▸ **Description of the task**:
Rewrite the lines below, putting "wind-arrow" wherever "wind-barb" appears and keeping everything else the same. Begin at the line that contains "snow-depth-label: 95 <box>1004" and stop after the line that contains "rain-band <box>566 353 631 391</box>".

--- start of Material for this task ---

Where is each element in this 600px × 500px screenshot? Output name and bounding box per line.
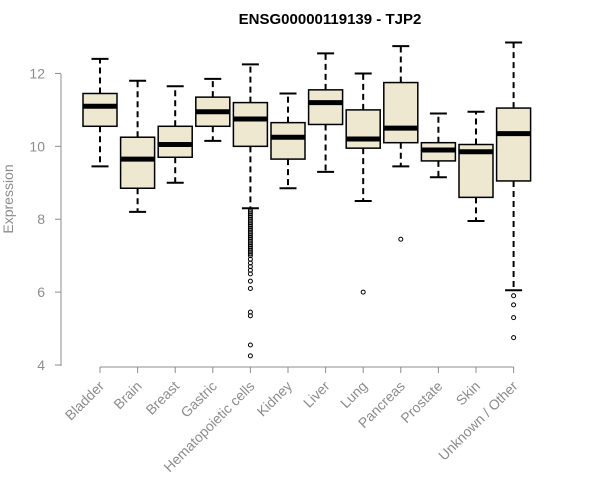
- y-tick-label: 4: [37, 357, 45, 373]
- outlier-point: [247, 342, 253, 348]
- box-liver: [307, 52, 344, 173]
- box-bladder: [82, 57, 118, 168]
- x-tick-label: Kidney: [254, 378, 296, 420]
- x-tick-label: Brain: [110, 378, 144, 412]
- outlier-point: [360, 289, 366, 295]
- box-pancreas: [383, 45, 419, 242]
- y-axis-ticks: 4 6 8 10 12: [29, 65, 61, 373]
- outlier-point: [398, 236, 404, 242]
- box-iqr: [232, 101, 269, 148]
- outlier-point: [247, 313, 253, 319]
- box-iqr: [119, 136, 156, 189]
- x-tick-label: Bladder: [62, 378, 108, 424]
- box-brain: [119, 79, 156, 213]
- y-tick-label: 6: [37, 284, 45, 300]
- outlier-point: [511, 335, 517, 341]
- box-series: [82, 41, 532, 359]
- box-lung: [345, 72, 381, 295]
- outlier-point: [247, 251, 253, 257]
- x-tick-label: Lung: [337, 378, 370, 411]
- x-tick-label: Prostate: [397, 378, 445, 426]
- outlier-point: [511, 293, 517, 299]
- box-prostate: [420, 112, 457, 179]
- outlier-point: [247, 353, 253, 359]
- x-tick-label: Breast: [142, 378, 182, 418]
- box-iqr: [82, 92, 118, 128]
- outlier-point: [247, 271, 253, 277]
- y-tick-label: 10: [29, 138, 45, 154]
- outlier-point: [511, 315, 517, 321]
- box-hematopoietic-cells: [232, 63, 269, 359]
- outlier-point: [511, 302, 517, 308]
- box-iqr: [495, 107, 532, 182]
- box-iqr: [270, 121, 306, 160]
- x-tick-label: Skin: [453, 378, 484, 409]
- box-iqr: [157, 125, 193, 159]
- box-skin: [458, 110, 494, 223]
- outlier-point: [247, 285, 253, 291]
- y-axis-label: Expression: [0, 164, 16, 233]
- chart-title: ENSG00000119139 - TJP2: [239, 11, 422, 28]
- x-tick-label: Liver: [300, 378, 333, 411]
- box-breast: [157, 85, 193, 184]
- y-tick-label: 8: [37, 211, 45, 227]
- outlier-point: [247, 278, 253, 284]
- box-iqr: [383, 81, 419, 144]
- box-gastric: [195, 77, 231, 142]
- box-unknown-other: [495, 41, 532, 341]
- box-kidney: [270, 92, 306, 190]
- box-iqr: [307, 89, 344, 126]
- box-iqr: [345, 109, 381, 149]
- y-tick-label: 12: [29, 65, 45, 81]
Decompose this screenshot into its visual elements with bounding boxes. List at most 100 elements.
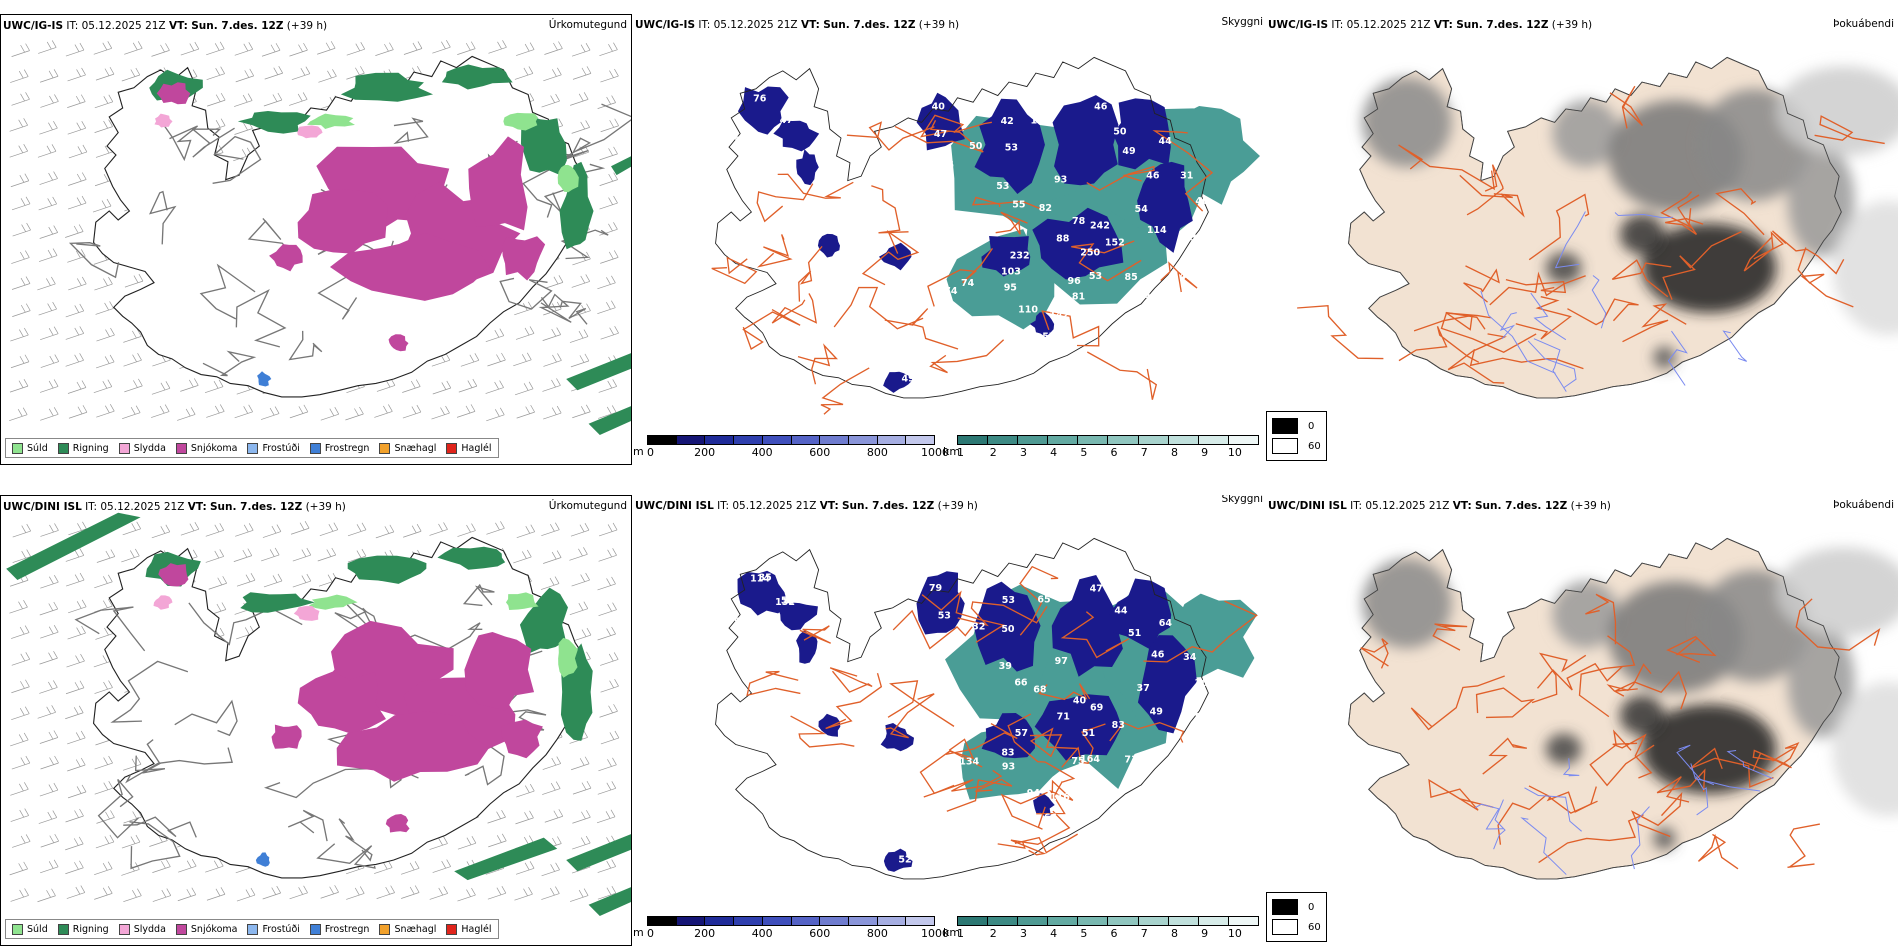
snow-depth-label: 95 <box>1004 283 1017 294</box>
wind-barb <box>543 353 562 367</box>
road-line <box>1787 823 1820 868</box>
road-line <box>1041 310 1100 347</box>
wind-barb <box>94 276 113 291</box>
snow-depth-label: 42 <box>1001 116 1014 127</box>
wind-barb <box>11 92 30 106</box>
colorbar-step <box>734 436 763 444</box>
colorbar-step <box>820 436 849 444</box>
fog-patch <box>1362 558 1452 649</box>
colorbar-tick: 9 <box>1201 446 1209 459</box>
wind-barb <box>122 521 142 536</box>
wind-barb <box>10 327 29 342</box>
legend-label: Frostregn <box>324 923 370 935</box>
sleet-area <box>293 605 320 621</box>
road-line <box>1739 742 1800 774</box>
rain-band <box>566 353 631 391</box>
wind-barb <box>123 888 142 903</box>
snow-depth-label: 50 <box>969 141 983 152</box>
road-line <box>1528 193 1590 261</box>
road-line <box>129 821 181 870</box>
snow-depth-label: 93 <box>1054 175 1067 186</box>
fog-patch <box>1653 827 1676 850</box>
legend-item: Slydda <box>118 442 166 454</box>
river-line <box>1530 292 1567 341</box>
wind-barb <box>403 41 423 55</box>
wind-barb <box>600 118 619 133</box>
wind-barb <box>94 861 113 875</box>
wind-barb <box>569 547 588 561</box>
road-line <box>798 245 823 302</box>
wind-barb <box>65 808 84 823</box>
rain-area <box>237 110 311 134</box>
river-line <box>1614 212 1673 219</box>
wind-barb <box>264 65 284 80</box>
wind-barb <box>38 301 57 316</box>
snow-depth-area <box>796 149 819 186</box>
legend-label: Haglél <box>461 923 492 935</box>
road-line <box>1086 351 1158 400</box>
wind-barb <box>597 576 616 591</box>
road-line <box>884 308 959 350</box>
wind-barb <box>40 624 59 639</box>
wind-barb <box>67 380 87 394</box>
snow-depth-label: 71 <box>1057 712 1070 723</box>
wind-barb <box>347 548 367 563</box>
road-line <box>1797 247 1854 308</box>
snow-depth-label: 68 <box>1033 685 1047 696</box>
rain-area <box>340 72 434 102</box>
road-line <box>1060 611 1130 659</box>
road-line <box>756 183 814 223</box>
snow-depth-label: 53 <box>1005 142 1018 153</box>
rain-area <box>559 161 594 250</box>
river-line <box>1562 758 1580 777</box>
wind-barb <box>544 809 564 823</box>
wind-barb <box>95 66 115 81</box>
road-line <box>1071 240 1142 282</box>
colorbar-tick: 400 <box>751 927 773 940</box>
rain-band <box>6 512 141 580</box>
snow-depth-area <box>737 86 789 135</box>
wind-barb <box>571 274 591 288</box>
road-line <box>190 127 235 158</box>
snow-depth-label: 103 <box>1001 266 1021 277</box>
wind-barb <box>570 92 589 106</box>
colorbar-unit: m <box>633 926 644 939</box>
snow-depth-label: 32 <box>972 622 985 633</box>
wind-barb <box>487 886 507 900</box>
snow-depth-label: 78 <box>1072 216 1086 227</box>
road-line <box>799 625 831 644</box>
snow-depth-label: 83 <box>1112 720 1125 731</box>
wind-barb <box>402 379 421 393</box>
road-line <box>1715 188 1765 236</box>
legend-swatch <box>247 923 259 935</box>
wind-barb <box>11 679 30 694</box>
colorbar-tick: 200 <box>694 927 716 940</box>
road-line <box>134 739 166 774</box>
wind-barb <box>291 66 311 81</box>
legend-label: Slydda <box>133 923 166 935</box>
wind-barb <box>40 859 59 874</box>
wind-barb <box>599 195 618 210</box>
wind-barb <box>516 404 535 419</box>
wind-barb <box>600 679 619 693</box>
wind-barb <box>94 119 113 133</box>
snow-depth-label: 47 <box>780 115 793 126</box>
snow-depth-label: 49 <box>1150 706 1164 717</box>
wind-barb <box>346 886 365 900</box>
rain-area <box>520 115 567 176</box>
legend-swatch <box>247 442 259 454</box>
rain-area <box>441 64 513 90</box>
wind-barb <box>94 780 114 795</box>
wind-barb <box>151 404 170 418</box>
road-line <box>742 308 801 350</box>
snow-depth-label: 51 <box>781 596 794 607</box>
wind-barb <box>67 625 86 640</box>
wind-barb <box>65 680 85 695</box>
visibility-colorbar: km 1 2 3 4 5 6 7 8 9 10 <box>943 435 1259 463</box>
legend-swatch <box>175 923 187 935</box>
wind-barb <box>598 548 617 562</box>
river-line <box>1520 817 1567 875</box>
colorbar-tick: 200 <box>694 446 716 459</box>
colorbar-step <box>705 436 735 444</box>
road-line <box>1497 794 1598 845</box>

--- end of Material for this task ---

▸ **Solution**:
snow-depth-label: 95 <box>1004 283 1017 294</box>
wind-arrow <box>543 353 562 367</box>
road-line <box>1787 823 1820 868</box>
road-line <box>1041 310 1100 347</box>
wind-arrow <box>94 276 113 291</box>
snow-depth-label: 42 <box>1001 116 1014 127</box>
wind-arrow <box>11 92 30 106</box>
colorbar-step <box>734 436 763 444</box>
colorbar-step <box>820 436 849 444</box>
fog-patch <box>1362 558 1452 649</box>
colorbar-tick: 9 <box>1201 446 1209 459</box>
wind-arrow <box>122 521 142 536</box>
wind-arrow <box>10 327 29 342</box>
legend-label: Frostregn <box>324 923 370 935</box>
sleet-area <box>293 605 320 621</box>
road-line <box>1739 742 1800 774</box>
rain-band <box>566 353 631 391</box>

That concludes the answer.